__Dataset listing__:

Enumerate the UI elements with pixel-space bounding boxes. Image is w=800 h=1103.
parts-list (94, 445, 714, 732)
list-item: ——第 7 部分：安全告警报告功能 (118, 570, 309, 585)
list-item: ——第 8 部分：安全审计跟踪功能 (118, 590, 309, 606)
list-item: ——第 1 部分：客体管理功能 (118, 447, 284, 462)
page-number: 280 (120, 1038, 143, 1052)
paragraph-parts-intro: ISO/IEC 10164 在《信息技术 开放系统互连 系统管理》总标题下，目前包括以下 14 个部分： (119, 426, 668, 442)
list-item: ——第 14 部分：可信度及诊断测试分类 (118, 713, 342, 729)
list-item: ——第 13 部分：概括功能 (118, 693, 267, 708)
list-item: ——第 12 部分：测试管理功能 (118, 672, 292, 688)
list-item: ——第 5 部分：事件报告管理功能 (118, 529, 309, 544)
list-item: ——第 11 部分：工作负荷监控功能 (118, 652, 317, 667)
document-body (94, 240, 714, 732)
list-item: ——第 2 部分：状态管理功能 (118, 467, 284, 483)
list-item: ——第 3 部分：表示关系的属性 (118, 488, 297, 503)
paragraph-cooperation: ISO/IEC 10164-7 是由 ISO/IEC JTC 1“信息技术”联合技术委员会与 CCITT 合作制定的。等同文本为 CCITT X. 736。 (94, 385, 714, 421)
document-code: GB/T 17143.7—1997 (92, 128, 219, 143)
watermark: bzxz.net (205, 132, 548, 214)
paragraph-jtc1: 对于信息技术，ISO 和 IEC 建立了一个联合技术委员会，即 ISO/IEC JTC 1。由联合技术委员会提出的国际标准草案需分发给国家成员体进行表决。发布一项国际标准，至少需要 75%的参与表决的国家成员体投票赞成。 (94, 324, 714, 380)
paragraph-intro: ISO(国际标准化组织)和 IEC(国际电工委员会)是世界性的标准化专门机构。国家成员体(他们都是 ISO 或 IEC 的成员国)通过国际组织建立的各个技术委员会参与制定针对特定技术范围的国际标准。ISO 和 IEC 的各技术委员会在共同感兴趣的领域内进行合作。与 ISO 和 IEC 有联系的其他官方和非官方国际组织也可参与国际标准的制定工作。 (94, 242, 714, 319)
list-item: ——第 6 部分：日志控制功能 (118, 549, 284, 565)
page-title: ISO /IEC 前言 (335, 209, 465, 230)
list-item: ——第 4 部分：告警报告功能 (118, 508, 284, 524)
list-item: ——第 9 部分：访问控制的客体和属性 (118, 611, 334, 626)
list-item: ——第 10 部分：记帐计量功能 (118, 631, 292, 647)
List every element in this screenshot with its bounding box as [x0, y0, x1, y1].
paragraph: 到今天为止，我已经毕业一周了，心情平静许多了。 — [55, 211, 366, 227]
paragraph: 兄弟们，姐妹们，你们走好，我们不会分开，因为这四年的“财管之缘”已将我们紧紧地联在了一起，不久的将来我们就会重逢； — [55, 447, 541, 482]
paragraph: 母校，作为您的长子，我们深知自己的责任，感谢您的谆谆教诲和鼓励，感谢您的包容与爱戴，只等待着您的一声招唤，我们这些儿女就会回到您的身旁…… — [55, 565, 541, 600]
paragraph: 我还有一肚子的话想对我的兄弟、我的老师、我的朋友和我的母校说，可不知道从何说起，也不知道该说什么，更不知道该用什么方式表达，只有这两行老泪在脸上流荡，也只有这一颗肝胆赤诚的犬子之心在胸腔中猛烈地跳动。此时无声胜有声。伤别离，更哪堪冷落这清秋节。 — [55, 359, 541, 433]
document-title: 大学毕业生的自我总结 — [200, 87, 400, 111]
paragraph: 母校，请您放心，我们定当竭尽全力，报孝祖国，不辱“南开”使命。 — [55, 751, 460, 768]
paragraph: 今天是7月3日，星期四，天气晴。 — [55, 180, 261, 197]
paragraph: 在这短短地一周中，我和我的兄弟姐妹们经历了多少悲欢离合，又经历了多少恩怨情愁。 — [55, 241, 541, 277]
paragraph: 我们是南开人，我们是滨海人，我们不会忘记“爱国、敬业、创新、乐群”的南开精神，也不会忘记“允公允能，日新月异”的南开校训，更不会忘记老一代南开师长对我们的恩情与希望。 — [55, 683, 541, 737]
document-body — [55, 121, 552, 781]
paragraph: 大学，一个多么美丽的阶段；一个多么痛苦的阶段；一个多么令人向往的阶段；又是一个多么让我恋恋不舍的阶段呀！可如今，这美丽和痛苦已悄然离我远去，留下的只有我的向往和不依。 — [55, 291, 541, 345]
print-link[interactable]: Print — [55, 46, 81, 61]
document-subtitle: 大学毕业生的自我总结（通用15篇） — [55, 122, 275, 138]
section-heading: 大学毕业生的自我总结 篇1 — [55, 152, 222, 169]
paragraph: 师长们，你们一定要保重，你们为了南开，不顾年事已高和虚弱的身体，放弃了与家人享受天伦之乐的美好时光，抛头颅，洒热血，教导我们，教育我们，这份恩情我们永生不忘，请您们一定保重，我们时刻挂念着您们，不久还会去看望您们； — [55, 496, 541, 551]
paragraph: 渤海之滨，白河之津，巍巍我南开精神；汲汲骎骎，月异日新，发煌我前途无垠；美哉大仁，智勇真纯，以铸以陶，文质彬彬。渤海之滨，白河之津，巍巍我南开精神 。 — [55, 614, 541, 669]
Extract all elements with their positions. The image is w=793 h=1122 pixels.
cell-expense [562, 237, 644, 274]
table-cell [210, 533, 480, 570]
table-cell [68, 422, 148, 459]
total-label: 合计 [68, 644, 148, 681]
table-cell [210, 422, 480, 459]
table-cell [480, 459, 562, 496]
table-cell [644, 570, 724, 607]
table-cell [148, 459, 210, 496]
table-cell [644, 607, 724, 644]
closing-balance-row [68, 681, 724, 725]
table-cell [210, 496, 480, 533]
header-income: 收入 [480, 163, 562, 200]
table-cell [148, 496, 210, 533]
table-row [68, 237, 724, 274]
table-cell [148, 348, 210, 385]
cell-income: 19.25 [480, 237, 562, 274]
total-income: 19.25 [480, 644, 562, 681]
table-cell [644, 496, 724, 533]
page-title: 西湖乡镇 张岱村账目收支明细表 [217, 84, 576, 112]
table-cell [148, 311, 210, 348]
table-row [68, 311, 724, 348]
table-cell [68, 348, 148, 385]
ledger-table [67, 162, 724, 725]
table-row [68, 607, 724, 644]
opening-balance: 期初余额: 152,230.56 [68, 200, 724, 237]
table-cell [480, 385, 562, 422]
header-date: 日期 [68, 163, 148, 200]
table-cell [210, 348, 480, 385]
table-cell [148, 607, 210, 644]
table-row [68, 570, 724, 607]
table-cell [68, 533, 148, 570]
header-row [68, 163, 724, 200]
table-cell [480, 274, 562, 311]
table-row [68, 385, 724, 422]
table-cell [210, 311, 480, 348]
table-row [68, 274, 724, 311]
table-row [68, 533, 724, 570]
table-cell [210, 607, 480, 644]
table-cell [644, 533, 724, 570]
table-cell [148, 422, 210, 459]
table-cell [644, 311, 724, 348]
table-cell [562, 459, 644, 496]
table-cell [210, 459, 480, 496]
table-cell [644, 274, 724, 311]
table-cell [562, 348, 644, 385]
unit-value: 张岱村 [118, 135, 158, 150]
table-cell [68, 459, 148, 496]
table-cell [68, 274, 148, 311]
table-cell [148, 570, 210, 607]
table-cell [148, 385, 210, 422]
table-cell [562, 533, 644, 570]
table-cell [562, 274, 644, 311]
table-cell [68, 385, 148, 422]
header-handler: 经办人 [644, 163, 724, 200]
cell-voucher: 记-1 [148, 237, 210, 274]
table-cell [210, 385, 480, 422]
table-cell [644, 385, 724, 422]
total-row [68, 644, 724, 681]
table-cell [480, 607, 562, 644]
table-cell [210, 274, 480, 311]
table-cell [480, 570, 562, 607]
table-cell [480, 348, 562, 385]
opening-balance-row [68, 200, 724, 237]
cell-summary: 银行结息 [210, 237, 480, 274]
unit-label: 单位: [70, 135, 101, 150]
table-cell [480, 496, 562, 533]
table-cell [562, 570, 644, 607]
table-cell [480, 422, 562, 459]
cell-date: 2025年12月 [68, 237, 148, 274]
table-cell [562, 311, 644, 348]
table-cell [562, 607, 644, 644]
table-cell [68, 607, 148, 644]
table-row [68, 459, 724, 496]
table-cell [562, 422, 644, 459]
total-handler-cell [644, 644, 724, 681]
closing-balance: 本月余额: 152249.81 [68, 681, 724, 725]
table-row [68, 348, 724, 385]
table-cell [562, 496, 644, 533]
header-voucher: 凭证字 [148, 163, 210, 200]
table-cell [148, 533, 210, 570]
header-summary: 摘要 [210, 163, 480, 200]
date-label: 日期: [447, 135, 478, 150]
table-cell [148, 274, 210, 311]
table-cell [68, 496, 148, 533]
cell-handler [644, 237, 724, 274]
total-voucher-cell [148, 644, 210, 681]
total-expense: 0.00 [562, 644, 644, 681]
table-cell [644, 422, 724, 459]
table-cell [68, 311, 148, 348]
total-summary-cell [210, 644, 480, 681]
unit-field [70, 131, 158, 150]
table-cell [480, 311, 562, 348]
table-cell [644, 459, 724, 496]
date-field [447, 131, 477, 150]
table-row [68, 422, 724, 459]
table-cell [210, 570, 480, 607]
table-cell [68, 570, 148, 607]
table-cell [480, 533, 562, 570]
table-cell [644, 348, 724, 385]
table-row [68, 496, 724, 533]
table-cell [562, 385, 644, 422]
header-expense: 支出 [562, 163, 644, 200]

__What you are asked to do__: Print the listing from its first line down to and including the line with "document-body (94, 240, 714, 732)", keeping every line the same.

__Expected answer__:
Enumerate the UI elements with pixel-space bounding boxes. Image is w=800 h=1103.
parts-list (94, 445, 714, 732)
list-item: ——第 7 部分：安全告警报告功能 (118, 570, 309, 585)
list-item: ——第 8 部分：安全审计跟踪功能 (118, 590, 309, 606)
list-item: ——第 1 部分：客体管理功能 (118, 447, 284, 462)
page-number: 280 (120, 1038, 143, 1052)
paragraph-parts-intro: ISO/IEC 10164 在《信息技术 开放系统互连 系统管理》总标题下，目前包括以下 14 个部分： (119, 426, 668, 442)
list-item: ——第 14 部分：可信度及诊断测试分类 (118, 713, 342, 729)
list-item: ——第 13 部分：概括功能 (118, 693, 267, 708)
list-item: ——第 12 部分：测试管理功能 (118, 672, 292, 688)
list-item: ——第 5 部分：事件报告管理功能 (118, 529, 309, 544)
list-item: ——第 11 部分：工作负荷监控功能 (118, 652, 317, 667)
document-body (94, 240, 714, 732)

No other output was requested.